Dataset records
>> BEGIN

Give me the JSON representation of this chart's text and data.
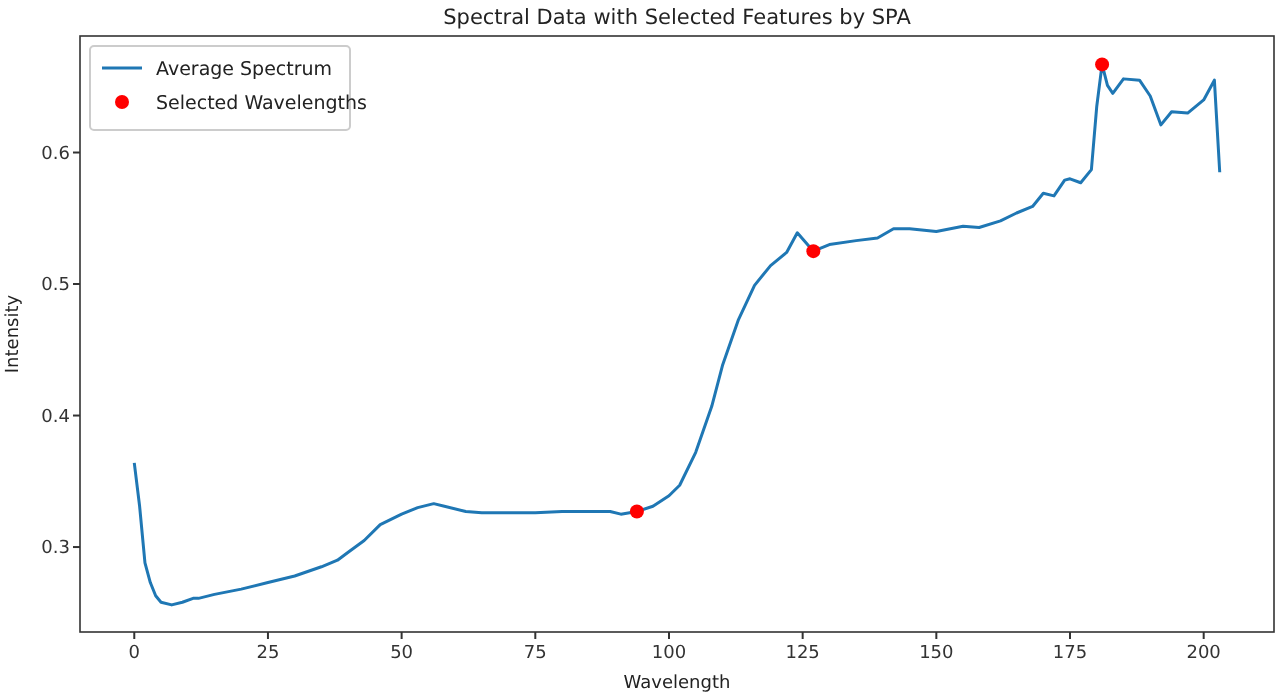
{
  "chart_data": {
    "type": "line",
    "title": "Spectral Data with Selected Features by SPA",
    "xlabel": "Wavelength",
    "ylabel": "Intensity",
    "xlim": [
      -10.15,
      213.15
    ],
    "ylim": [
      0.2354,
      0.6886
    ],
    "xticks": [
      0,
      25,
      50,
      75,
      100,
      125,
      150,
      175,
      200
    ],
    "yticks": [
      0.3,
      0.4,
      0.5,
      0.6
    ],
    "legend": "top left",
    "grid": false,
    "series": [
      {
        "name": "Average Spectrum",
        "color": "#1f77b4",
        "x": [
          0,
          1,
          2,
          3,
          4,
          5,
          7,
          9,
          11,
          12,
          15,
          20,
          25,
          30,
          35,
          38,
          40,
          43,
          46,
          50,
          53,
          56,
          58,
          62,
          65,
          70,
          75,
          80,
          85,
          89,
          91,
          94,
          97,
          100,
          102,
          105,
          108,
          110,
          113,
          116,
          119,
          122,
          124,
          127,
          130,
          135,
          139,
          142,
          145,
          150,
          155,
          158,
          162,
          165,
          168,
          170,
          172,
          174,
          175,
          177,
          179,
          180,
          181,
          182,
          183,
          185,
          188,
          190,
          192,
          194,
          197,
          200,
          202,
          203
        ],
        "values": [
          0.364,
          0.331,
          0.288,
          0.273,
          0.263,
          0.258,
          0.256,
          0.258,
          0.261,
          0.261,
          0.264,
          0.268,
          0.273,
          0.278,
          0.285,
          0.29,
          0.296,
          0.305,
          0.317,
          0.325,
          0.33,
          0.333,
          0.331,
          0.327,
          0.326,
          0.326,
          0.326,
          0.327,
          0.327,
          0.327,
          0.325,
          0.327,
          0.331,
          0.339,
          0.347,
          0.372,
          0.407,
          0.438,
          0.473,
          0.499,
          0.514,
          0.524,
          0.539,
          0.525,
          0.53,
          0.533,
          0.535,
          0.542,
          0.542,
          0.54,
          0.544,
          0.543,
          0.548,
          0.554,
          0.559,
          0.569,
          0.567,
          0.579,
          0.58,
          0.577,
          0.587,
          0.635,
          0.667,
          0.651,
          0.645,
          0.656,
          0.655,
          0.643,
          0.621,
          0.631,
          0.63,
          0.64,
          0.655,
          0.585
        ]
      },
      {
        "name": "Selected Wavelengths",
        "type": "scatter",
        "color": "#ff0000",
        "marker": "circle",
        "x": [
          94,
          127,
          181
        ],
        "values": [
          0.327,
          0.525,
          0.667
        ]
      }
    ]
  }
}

>> END

### Written request
Set the listing down in full and exactly. Pictures within it should not appear in the copy.

### Correct answer
Give me the JSON representation of this chart's text and data.
{
  "chart_data": {
    "type": "line",
    "title": "Spectral Data with Selected Features by SPA",
    "xlabel": "Wavelength",
    "ylabel": "Intensity",
    "xlim": [
      -10.15,
      213.15
    ],
    "ylim": [
      0.2354,
      0.6886
    ],
    "xticks": [
      0,
      25,
      50,
      75,
      100,
      125,
      150,
      175,
      200
    ],
    "yticks": [
      0.3,
      0.4,
      0.5,
      0.6
    ],
    "legend": "top left",
    "grid": false,
    "series": [
      {
        "name": "Average Spectrum",
        "color": "#1f77b4",
        "x": [
          0,
          1,
          2,
          3,
          4,
          5,
          7,
          9,
          11,
          12,
          15,
          20,
          25,
          30,
          35,
          38,
          40,
          43,
          46,
          50,
          53,
          56,
          58,
          62,
          65,
          70,
          75,
          80,
          85,
          89,
          91,
          94,
          97,
          100,
          102,
          105,
          108,
          110,
          113,
          116,
          119,
          122,
          124,
          127,
          130,
          135,
          139,
          142,
          145,
          150,
          155,
          158,
          162,
          165,
          168,
          170,
          172,
          174,
          175,
          177,
          179,
          180,
          181,
          182,
          183,
          185,
          188,
          190,
          192,
          194,
          197,
          200,
          202,
          203
        ],
        "values": [
          0.364,
          0.331,
          0.288,
          0.273,
          0.263,
          0.258,
          0.256,
          0.258,
          0.261,
          0.261,
          0.264,
          0.268,
          0.273,
          0.278,
          0.285,
          0.29,
          0.296,
          0.305,
          0.317,
          0.325,
          0.33,
          0.333,
          0.331,
          0.327,
          0.326,
          0.326,
          0.326,
          0.327,
          0.327,
          0.327,
          0.325,
          0.327,
          0.331,
          0.339,
          0.347,
          0.372,
          0.407,
          0.438,
          0.473,
          0.499,
          0.514,
          0.524,
          0.539,
          0.525,
          0.53,
          0.533,
          0.535,
          0.542,
          0.542,
          0.54,
          0.544,
          0.543,
          0.548,
          0.554,
          0.559,
          0.569,
          0.567,
          0.579,
          0.58,
          0.577,
          0.587,
          0.635,
          0.667,
          0.651,
          0.645,
          0.656,
          0.655,
          0.643,
          0.621,
          0.631,
          0.63,
          0.64,
          0.655,
          0.585
        ]
      },
      {
        "name": "Selected Wavelengths",
        "type": "scatter",
        "color": "#ff0000",
        "marker": "circle",
        "x": [
          94,
          127,
          181
        ],
        "values": [
          0.327,
          0.525,
          0.667
        ]
      }
    ]
  }
}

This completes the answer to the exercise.